Problem requirements ▸
What follows is a block of records; restate each one word for word.

Start Material for this task

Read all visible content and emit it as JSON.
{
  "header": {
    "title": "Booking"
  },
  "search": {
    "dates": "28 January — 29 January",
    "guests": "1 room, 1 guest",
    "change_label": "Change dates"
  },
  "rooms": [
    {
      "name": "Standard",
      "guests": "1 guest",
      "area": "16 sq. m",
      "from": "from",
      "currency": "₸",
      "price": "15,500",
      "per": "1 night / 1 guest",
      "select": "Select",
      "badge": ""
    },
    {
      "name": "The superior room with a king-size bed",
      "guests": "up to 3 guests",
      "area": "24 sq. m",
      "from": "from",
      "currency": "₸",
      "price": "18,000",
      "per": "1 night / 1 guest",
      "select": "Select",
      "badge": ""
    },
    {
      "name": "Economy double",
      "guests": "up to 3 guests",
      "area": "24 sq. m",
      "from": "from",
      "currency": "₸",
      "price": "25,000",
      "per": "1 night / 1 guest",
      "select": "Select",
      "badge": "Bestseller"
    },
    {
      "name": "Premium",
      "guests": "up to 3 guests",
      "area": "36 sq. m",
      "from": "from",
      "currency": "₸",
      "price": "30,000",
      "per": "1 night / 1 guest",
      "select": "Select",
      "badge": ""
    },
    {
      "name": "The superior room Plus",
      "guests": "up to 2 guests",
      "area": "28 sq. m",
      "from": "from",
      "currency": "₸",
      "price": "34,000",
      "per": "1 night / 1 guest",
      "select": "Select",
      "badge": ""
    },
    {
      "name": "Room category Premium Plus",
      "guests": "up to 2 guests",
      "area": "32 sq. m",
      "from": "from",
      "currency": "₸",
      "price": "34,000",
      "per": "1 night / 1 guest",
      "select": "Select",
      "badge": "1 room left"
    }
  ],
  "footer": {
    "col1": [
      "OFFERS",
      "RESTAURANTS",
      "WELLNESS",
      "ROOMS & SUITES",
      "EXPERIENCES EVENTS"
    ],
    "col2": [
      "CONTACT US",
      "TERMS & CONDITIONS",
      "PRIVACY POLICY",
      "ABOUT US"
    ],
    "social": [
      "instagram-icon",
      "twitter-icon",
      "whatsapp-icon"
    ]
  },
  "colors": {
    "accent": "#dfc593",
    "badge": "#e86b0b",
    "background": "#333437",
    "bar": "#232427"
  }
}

End Material for this task

Finished exercise ▸
Read all visible content and emit it as JSON.
{
  "header": {
    "title": "Booking"
  },
  "search": {
    "dates": "28 January — 29 January",
    "guests": "1 room, 1 guest",
    "change_label": "Change dates"
  },
  "rooms": [
    {
      "name": "Standard",
      "guests": "1 guest",
      "area": "16 sq. m",
      "from": "from",
      "currency": "₸",
      "price": "15,500",
      "per": "1 night / 1 guest",
      "select": "Select",
      "badge": ""
    },
    {
      "name": "The superior room with a king-size bed",
      "guests": "up to 3 guests",
      "area": "24 sq. m",
      "from": "from",
      "currency": "₸",
      "price": "18,000",
      "per": "1 night / 1 guest",
      "select": "Select",
      "badge": ""
    },
    {
      "name": "Economy double",
      "guests": "up to 3 guests",
      "area": "24 sq. m",
      "from": "from",
      "currency": "₸",
      "price": "25,000",
      "per": "1 night / 1 guest",
      "select": "Select",
      "badge": "Bestseller"
    },
    {
      "name": "Premium",
      "guests": "up to 3 guests",
      "area": "36 sq. m",
      "from": "from",
      "currency": "₸",
      "price": "30,000",
      "per": "1 night / 1 guest",
      "select": "Select",
      "badge": ""
    },
    {
      "name": "The superior room Plus",
      "guests": "up to 2 guests",
      "area": "28 sq. m",
      "from": "from",
      "currency": "₸",
      "price": "34,000",
      "per": "1 night / 1 guest",
      "select": "Select",
      "badge": ""
    },
    {
      "name": "Room category Premium Plus",
      "guests": "up to 2 guests",
      "area": "32 sq. m",
      "from": "from",
      "currency": "₸",
      "price": "34,000",
      "per": "1 night / 1 guest",
      "select": "Select",
      "badge": "1 room left"
    }
  ],
  "footer": {
    "col1": [
      "OFFERS",
      "RESTAURANTS",
      "WELLNESS",
      "ROOMS & SUITES",
      "EXPERIENCES EVENTS"
    ],
    "col2": [
      "CONTACT US",
      "TERMS & CONDITIONS",
      "PRIVACY POLICY",
      "ABOUT US"
    ],
    "social": [
      "instagram-icon",
      "twitter-icon",
      "whatsapp-icon"
    ]
  },
  "colors": {
    "accent": "#dfc593",
    "badge": "#e86b0b",
    "background": "#333437",
    "bar": "#232427"
  }
}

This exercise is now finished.